--- START OF Listing ---
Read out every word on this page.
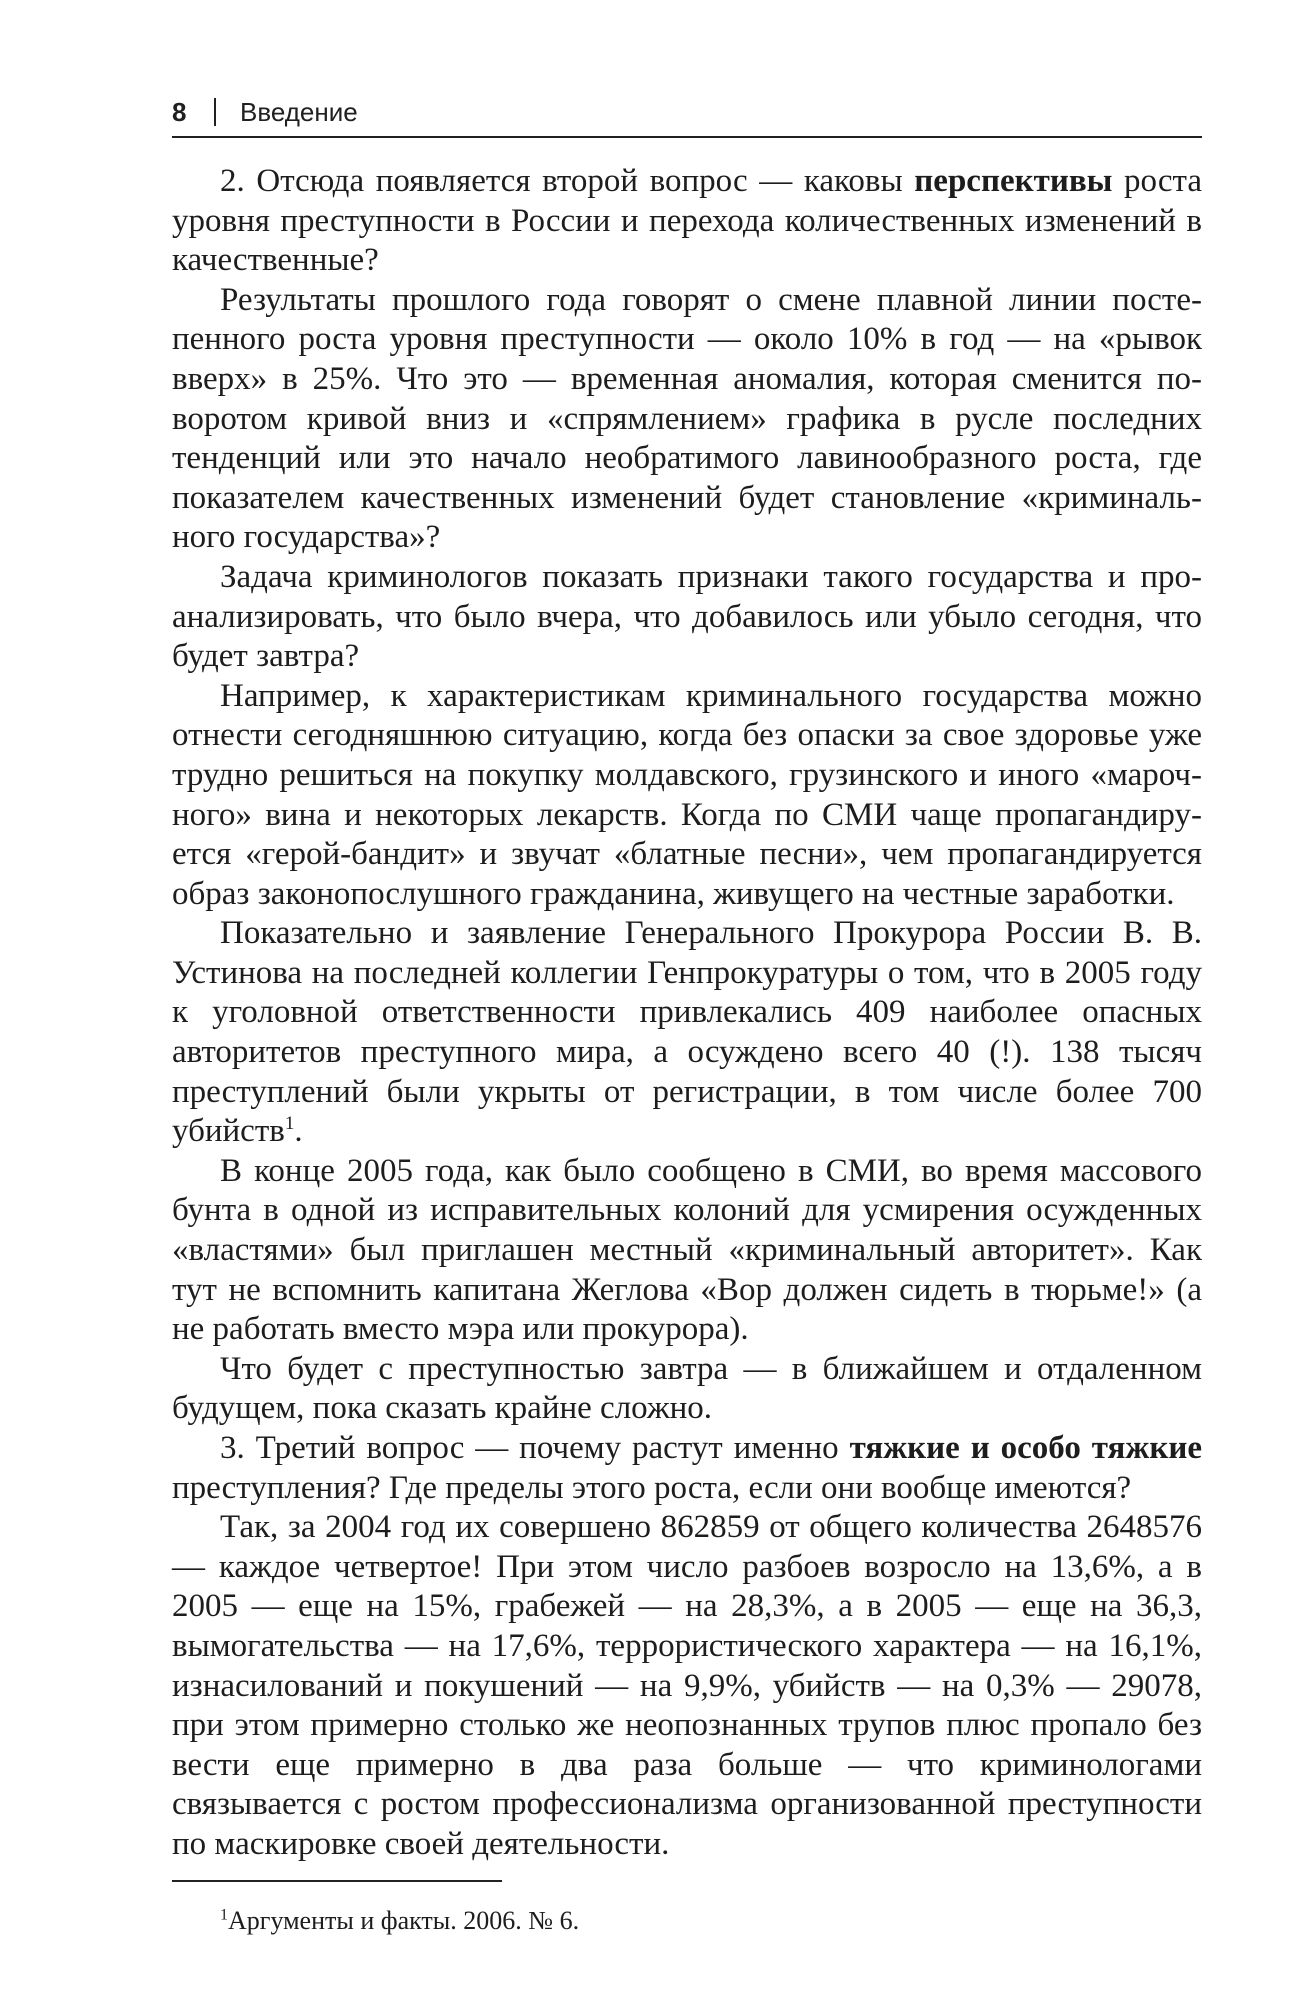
8 Введение

2. Отсюда появляется второй вопрос — каковы перспективы роста уровня преступности в России и перехода количественных изменений в качественные?

Результаты прошлого года говорят о смене плавной линии постепенного роста уровня преступности — около 10% в год — на «рывок вверх» в 25%. Что это — временная аномалия, которая сменится поворотом кривой вниз и «спрямлением» графика в русле последних тенденций или это начало необратимого лавинообразного роста, где показателем качественных изменений будет становление «криминального государства»?

Задача криминологов показать признаки такого государства и проанализировать, что было вчера, что добавилось или убыло сегодня, что будет завтра?

Например, к характеристикам криминального государства можно отнести сегодняшнюю ситуацию, когда без опаски за свое здоровье уже трудно решиться на покупку молдавского, грузинского и иного «марочного» вина и некоторых лекарств. Когда по СМИ чаще пропагандируется «герой-бандит» и звучат «блатные песни», чем пропагандируется образ законопослушного гражданина, живущего на честные заработки.

Показательно и заявление Генерального Прокурора России В. В. Устинова на последней коллегии Генпрокуратуры о том, что в 2005 году к уголовной ответственности привлекались 409 наиболее опасных авторитетов преступного мира, а осуждено всего 40 (!). 138 тысяч преступлений были укрыты от регистрации, в том числе более 700 убийств$^1$.

В конце 2005 года, как было сообщено в СМИ, во время массового бунта в одной из исправительных колоний для усмирения осужденных «властями» был приглашен местный «криминальный авторитет». Как тут не вспомнить капитана Жеглова «Вор должен сидеть в тюрьме!» (а не работать вместо мэра или прокурора).

Что будет с преступностью завтра — в ближайшем и отдаленном будущем, пока сказать крайне сложно.

3. Третий вопрос — почему растут именно тяжкие и особо тяжкие преступления? Где пределы этого роста, если они вообще имеются?

Так, за 2004 год их совершено 862859 от общего количества 2648576 — каждое четвертое! При этом число разбоев возросло на 13,6%, а в 2005 — еще на 15%, грабежей — на 28,3%, а в 2005 — еще на 36,3, вымогательства — на 17,6%, террористического характера — на 16,1%, изнасилований и покушений — на 9,9%, убийств — на 0,3% — 29078, при этом примерно столько же неопознанных трупов плюс пропало без вести еще примерно в два раза больше — что криминологами связывается с ростом профессионализма организованной преступности по маскировке своей деятельности.

$^1$Аргументы и факты. 2006. № 6.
--- END OF Listing ---
== Task goal ==
Where does the word "было" appear? Return each line that holds it.

== Exercise result ==
Задача криминологов показать признаки такого государства и проанализировать, что было вчера, что добавилось или убыло сегодня, что будет завтра?
В конце 2005 года, как было сообщено в СМИ, во время массового бунта в одной из исправительных колоний для усмирения осужденных «властями» был приглашен местный «криминальный авторитет». Как тут не вспомнить капитана Жеглова «Вор должен сидеть в тюрьме!» (а не работать вместо мэра или прокурора).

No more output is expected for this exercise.